What to work on: Records follow. Pull out every line that contains "right".

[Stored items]
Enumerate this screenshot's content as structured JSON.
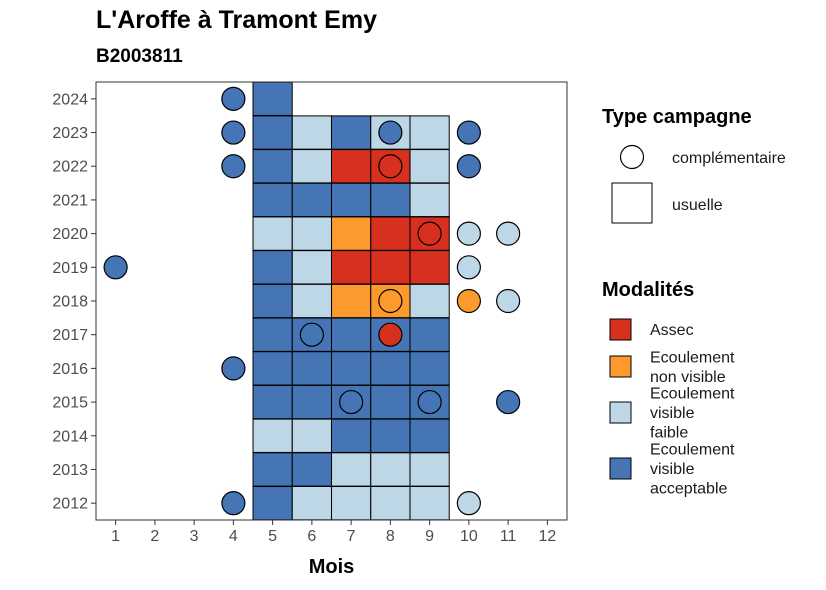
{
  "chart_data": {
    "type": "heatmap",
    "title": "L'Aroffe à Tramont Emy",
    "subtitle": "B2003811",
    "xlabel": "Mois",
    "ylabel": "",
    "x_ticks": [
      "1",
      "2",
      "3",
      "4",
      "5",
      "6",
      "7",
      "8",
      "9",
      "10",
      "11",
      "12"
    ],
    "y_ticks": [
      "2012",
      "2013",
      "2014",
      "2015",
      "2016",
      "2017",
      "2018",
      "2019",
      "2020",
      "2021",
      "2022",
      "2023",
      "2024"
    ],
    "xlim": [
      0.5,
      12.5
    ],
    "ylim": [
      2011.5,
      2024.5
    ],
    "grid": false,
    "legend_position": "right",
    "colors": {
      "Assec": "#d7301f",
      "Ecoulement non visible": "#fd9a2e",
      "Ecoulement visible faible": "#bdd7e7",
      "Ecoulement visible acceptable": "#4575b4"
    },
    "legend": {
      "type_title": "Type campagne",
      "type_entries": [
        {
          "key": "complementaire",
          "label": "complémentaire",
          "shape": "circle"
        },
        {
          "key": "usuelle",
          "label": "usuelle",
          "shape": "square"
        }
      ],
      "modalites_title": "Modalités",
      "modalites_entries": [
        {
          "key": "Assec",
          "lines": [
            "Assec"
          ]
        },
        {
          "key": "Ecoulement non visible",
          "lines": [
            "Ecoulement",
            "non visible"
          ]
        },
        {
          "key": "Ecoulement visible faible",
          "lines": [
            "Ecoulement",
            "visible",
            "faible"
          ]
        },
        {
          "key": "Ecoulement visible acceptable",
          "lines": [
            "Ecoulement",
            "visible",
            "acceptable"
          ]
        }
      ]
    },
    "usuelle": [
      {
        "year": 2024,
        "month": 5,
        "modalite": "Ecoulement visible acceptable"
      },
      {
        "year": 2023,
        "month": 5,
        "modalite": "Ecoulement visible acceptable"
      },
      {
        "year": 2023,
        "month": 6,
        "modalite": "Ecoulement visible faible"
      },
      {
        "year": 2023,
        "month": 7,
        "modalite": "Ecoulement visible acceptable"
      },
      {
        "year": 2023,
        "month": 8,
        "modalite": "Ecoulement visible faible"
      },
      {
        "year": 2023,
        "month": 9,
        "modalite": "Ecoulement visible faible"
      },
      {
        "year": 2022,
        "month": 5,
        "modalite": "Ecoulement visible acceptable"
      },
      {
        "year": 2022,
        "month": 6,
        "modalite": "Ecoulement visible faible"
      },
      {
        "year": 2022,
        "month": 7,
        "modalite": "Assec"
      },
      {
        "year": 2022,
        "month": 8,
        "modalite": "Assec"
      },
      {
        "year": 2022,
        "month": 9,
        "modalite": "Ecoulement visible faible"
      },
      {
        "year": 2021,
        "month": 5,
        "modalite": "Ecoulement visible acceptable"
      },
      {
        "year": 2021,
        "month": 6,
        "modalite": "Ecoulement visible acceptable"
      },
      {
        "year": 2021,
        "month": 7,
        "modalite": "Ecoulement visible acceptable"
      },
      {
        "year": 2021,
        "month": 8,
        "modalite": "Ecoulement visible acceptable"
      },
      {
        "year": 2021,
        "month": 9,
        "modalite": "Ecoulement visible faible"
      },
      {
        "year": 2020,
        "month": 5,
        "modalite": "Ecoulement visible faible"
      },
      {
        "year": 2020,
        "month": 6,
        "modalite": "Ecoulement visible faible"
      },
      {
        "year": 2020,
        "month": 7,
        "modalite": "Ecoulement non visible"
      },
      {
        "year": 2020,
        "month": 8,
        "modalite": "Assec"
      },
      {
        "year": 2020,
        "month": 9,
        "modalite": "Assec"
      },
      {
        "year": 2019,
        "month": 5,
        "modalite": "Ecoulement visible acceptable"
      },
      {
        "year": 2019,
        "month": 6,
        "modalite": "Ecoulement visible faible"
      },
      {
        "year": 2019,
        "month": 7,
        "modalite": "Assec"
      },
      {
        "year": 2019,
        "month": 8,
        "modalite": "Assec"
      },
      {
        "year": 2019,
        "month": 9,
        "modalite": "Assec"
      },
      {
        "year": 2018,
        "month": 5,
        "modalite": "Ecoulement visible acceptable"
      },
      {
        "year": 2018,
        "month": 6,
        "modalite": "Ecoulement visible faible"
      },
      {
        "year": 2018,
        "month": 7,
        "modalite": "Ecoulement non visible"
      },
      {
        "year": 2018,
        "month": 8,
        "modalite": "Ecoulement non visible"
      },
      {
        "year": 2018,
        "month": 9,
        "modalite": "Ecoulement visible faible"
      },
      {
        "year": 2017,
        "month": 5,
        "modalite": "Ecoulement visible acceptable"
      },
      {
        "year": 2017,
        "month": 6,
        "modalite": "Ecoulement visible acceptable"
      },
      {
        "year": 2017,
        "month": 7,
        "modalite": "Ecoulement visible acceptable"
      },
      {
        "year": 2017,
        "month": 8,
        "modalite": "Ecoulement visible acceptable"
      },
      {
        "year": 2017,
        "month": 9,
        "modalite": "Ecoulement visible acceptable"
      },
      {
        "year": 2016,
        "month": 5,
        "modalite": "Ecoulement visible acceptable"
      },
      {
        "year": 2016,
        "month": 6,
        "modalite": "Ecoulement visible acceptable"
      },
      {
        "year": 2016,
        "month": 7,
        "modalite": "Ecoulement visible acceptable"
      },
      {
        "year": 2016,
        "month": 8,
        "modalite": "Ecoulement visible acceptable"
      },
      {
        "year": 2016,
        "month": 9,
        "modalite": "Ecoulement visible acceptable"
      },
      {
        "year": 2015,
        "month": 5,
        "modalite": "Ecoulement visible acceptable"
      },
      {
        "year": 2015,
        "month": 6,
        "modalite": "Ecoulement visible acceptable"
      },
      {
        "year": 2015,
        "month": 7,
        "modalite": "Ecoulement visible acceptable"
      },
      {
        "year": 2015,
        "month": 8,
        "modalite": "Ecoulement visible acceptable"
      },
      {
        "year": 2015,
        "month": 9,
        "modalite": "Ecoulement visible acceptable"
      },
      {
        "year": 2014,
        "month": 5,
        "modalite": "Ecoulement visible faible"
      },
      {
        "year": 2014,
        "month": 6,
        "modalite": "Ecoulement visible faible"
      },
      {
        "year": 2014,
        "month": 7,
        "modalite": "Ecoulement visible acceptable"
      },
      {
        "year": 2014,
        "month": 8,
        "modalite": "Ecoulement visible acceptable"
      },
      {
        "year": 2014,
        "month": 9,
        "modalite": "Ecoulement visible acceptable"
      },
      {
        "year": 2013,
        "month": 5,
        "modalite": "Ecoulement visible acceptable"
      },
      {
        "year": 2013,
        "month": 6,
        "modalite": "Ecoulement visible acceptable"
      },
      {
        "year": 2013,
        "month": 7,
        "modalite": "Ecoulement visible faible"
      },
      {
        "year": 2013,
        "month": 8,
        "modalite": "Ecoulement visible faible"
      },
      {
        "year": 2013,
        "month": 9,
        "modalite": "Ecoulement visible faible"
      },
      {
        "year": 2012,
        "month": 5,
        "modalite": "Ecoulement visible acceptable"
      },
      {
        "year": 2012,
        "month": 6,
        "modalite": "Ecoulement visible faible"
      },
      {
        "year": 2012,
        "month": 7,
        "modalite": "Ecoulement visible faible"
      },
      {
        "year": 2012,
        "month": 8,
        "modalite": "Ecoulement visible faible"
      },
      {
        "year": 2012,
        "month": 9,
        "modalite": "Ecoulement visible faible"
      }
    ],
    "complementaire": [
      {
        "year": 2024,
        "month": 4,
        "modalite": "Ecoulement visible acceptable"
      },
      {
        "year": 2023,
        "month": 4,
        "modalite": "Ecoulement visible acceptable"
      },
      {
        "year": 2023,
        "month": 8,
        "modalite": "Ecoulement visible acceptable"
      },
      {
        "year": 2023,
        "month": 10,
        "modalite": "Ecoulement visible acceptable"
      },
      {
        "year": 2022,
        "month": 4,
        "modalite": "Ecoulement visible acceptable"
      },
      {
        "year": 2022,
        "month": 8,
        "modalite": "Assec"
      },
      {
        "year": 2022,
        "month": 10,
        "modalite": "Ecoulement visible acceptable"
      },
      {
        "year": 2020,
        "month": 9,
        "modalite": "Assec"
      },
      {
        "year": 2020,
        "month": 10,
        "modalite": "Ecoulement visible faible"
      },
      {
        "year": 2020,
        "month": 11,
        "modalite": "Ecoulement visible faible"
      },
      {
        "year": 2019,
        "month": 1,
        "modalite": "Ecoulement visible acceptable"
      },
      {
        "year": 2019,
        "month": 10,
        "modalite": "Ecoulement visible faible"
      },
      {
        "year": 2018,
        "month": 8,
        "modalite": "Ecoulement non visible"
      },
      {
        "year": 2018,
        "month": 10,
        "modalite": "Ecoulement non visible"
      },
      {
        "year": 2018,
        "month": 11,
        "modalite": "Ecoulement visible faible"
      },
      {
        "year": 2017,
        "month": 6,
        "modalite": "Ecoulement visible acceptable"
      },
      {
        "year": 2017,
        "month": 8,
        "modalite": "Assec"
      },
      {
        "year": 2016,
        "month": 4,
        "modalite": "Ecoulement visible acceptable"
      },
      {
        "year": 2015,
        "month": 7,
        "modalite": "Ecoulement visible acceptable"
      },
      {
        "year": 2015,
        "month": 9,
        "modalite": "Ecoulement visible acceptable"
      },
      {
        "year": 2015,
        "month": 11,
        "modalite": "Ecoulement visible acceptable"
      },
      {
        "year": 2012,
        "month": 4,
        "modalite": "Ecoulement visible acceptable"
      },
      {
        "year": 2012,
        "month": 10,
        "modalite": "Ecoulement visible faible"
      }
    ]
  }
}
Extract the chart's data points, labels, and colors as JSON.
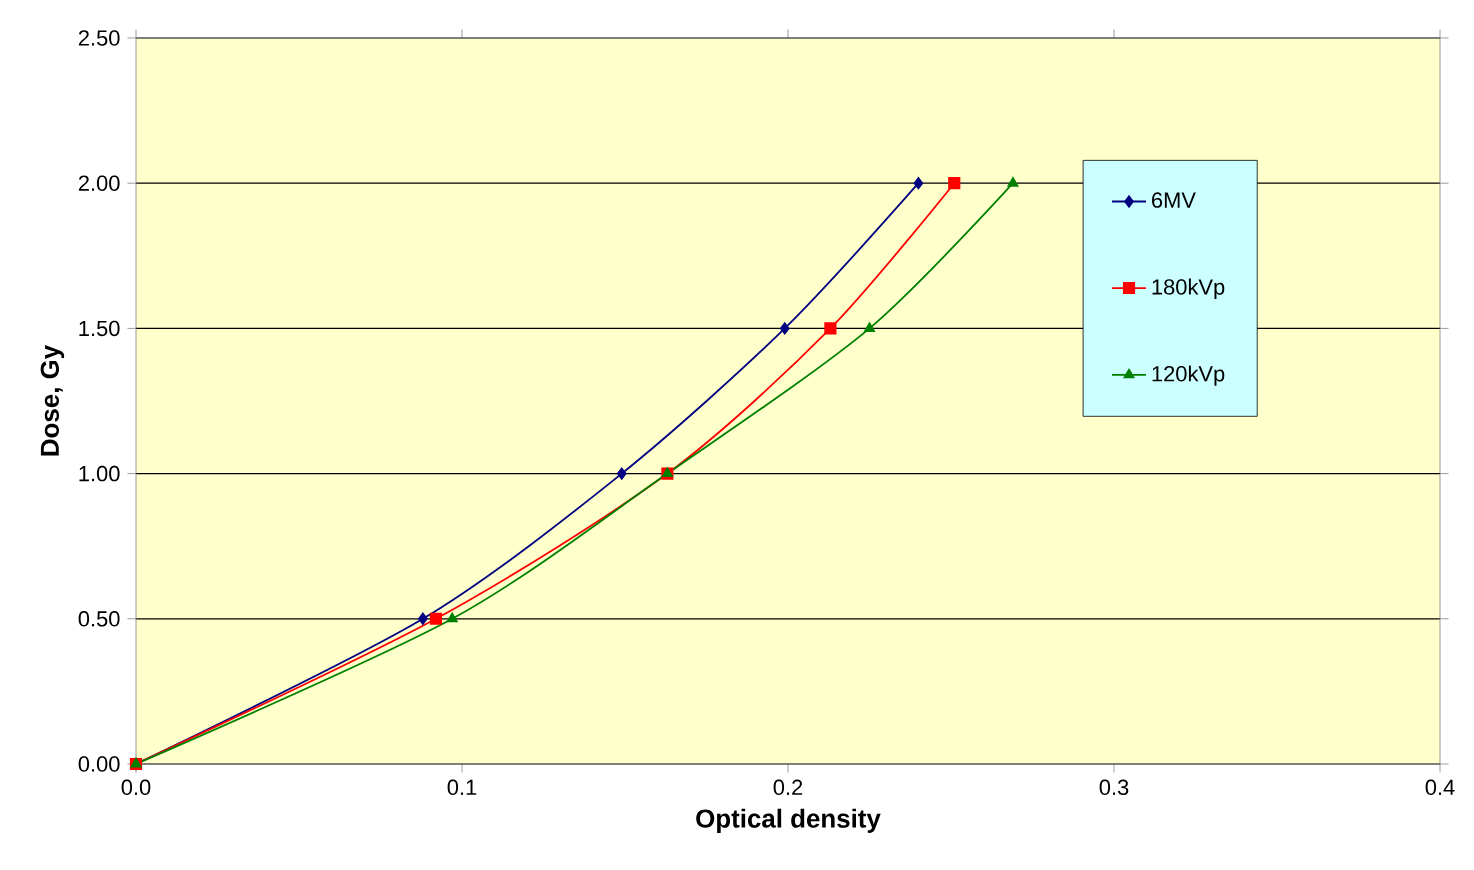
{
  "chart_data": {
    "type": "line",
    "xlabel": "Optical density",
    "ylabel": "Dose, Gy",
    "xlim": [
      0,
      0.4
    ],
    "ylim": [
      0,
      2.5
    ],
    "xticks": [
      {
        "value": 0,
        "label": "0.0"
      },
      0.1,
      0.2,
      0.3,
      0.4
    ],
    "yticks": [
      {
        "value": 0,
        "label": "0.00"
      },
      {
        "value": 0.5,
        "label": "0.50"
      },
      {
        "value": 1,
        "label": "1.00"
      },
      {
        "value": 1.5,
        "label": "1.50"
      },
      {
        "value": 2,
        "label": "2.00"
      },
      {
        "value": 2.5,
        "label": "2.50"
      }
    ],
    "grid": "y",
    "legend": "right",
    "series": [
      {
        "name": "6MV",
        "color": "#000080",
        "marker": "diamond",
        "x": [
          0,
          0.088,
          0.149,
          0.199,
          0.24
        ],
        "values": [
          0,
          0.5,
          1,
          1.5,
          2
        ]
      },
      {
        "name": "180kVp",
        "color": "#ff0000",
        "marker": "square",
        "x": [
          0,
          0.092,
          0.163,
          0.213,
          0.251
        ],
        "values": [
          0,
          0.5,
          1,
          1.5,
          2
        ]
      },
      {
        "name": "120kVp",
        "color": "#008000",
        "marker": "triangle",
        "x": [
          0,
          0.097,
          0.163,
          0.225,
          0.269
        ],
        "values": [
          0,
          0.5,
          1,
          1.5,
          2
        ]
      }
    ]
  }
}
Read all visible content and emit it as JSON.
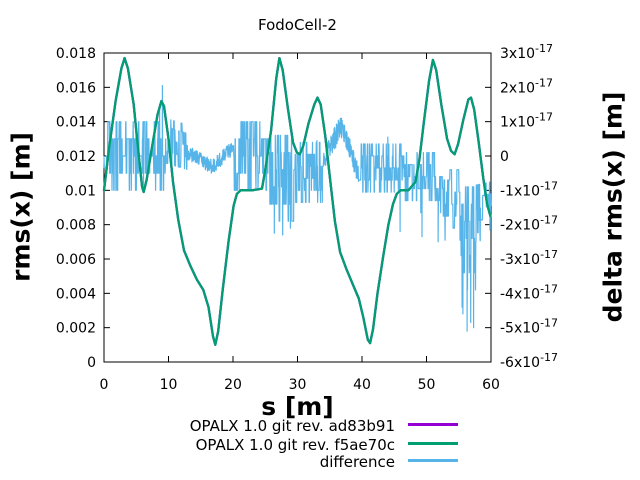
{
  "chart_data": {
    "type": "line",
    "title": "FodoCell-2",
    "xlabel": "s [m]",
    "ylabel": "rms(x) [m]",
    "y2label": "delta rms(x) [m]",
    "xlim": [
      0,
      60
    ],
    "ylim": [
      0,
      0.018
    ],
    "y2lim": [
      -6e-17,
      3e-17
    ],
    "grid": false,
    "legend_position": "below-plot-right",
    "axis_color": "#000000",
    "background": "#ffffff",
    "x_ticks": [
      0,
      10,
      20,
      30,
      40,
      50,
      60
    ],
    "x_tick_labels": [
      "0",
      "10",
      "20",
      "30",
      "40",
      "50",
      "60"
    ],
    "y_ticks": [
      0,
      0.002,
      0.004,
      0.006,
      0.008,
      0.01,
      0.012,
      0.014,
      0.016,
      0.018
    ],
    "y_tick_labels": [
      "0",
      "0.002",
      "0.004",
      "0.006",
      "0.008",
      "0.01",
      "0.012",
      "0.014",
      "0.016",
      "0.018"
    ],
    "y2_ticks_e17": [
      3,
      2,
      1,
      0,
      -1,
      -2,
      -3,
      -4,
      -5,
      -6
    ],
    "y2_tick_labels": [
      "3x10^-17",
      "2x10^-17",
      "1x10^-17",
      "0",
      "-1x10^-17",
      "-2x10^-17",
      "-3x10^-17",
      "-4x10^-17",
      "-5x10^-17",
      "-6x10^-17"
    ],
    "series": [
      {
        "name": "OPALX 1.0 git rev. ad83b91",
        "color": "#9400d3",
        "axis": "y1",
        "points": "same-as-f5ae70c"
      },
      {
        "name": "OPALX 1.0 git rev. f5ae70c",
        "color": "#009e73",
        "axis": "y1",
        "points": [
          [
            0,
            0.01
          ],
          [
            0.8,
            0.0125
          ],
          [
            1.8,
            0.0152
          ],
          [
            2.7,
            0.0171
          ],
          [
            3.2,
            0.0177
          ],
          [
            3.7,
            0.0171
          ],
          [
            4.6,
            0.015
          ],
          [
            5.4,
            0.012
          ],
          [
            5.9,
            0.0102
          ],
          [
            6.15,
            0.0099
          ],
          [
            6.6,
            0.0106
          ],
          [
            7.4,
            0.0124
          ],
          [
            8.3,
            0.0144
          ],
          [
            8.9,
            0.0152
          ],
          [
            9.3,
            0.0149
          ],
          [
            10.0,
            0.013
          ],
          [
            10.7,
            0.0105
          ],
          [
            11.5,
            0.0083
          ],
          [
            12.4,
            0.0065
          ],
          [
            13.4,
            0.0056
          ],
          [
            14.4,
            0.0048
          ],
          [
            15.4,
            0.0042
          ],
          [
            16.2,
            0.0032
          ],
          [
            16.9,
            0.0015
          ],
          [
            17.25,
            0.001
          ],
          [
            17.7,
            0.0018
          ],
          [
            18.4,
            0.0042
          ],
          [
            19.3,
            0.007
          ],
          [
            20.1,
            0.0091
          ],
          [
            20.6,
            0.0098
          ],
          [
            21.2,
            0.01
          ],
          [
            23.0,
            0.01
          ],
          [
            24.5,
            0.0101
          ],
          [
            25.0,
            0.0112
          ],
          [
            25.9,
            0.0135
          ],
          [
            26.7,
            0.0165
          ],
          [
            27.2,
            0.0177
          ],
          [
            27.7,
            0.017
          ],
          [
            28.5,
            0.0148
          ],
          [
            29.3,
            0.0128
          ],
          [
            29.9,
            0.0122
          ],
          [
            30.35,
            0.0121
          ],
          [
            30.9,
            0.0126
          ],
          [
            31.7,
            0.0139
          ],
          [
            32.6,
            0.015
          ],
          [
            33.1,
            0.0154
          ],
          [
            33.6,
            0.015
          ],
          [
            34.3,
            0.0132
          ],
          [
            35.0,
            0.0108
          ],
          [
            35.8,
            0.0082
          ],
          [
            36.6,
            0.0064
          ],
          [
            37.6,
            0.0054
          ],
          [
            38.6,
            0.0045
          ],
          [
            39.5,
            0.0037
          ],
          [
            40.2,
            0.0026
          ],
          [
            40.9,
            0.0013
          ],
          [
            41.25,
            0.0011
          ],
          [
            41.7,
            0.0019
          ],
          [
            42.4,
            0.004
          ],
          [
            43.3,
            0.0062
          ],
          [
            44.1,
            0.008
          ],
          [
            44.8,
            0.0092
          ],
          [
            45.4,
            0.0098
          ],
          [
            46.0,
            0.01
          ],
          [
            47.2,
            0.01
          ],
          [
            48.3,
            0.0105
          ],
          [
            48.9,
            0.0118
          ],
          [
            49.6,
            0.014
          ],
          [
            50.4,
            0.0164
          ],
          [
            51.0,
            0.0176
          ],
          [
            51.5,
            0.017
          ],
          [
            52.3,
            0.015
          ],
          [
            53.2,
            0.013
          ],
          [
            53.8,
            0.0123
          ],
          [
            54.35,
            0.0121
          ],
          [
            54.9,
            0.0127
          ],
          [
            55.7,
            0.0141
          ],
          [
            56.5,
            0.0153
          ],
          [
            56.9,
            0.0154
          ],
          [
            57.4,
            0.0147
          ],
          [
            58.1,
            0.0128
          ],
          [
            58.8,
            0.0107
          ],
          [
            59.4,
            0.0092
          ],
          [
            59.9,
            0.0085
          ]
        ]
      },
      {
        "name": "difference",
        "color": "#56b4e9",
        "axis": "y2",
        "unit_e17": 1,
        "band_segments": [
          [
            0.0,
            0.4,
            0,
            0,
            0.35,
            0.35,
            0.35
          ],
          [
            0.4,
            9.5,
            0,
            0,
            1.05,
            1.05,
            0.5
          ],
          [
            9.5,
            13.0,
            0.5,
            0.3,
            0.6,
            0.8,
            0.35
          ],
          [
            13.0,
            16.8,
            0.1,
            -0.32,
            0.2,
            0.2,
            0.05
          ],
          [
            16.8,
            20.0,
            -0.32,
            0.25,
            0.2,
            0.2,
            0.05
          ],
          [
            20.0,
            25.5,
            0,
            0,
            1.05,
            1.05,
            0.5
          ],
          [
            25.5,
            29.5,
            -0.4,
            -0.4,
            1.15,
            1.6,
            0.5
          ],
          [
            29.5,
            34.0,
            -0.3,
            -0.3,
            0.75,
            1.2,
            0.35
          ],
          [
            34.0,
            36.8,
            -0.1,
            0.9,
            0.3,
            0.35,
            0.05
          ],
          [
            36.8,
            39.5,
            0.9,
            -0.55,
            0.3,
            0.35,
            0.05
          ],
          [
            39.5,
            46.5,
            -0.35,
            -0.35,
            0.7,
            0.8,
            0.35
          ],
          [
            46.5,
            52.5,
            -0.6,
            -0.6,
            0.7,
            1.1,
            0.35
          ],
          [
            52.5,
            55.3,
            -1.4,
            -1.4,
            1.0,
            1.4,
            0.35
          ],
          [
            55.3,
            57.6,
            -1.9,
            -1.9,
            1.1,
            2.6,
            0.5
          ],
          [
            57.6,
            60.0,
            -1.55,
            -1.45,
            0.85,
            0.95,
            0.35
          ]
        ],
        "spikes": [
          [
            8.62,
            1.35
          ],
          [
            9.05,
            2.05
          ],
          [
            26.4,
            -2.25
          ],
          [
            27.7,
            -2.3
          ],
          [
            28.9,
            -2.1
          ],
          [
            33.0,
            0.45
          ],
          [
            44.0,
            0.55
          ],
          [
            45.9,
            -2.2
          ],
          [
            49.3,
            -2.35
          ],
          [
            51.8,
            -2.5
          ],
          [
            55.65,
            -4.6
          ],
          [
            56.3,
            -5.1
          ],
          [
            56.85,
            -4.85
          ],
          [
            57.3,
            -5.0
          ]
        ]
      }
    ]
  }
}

Worked solution:
    "legend_position": "right",
    "legend": "right",
    "legend_position": "below-plot-right",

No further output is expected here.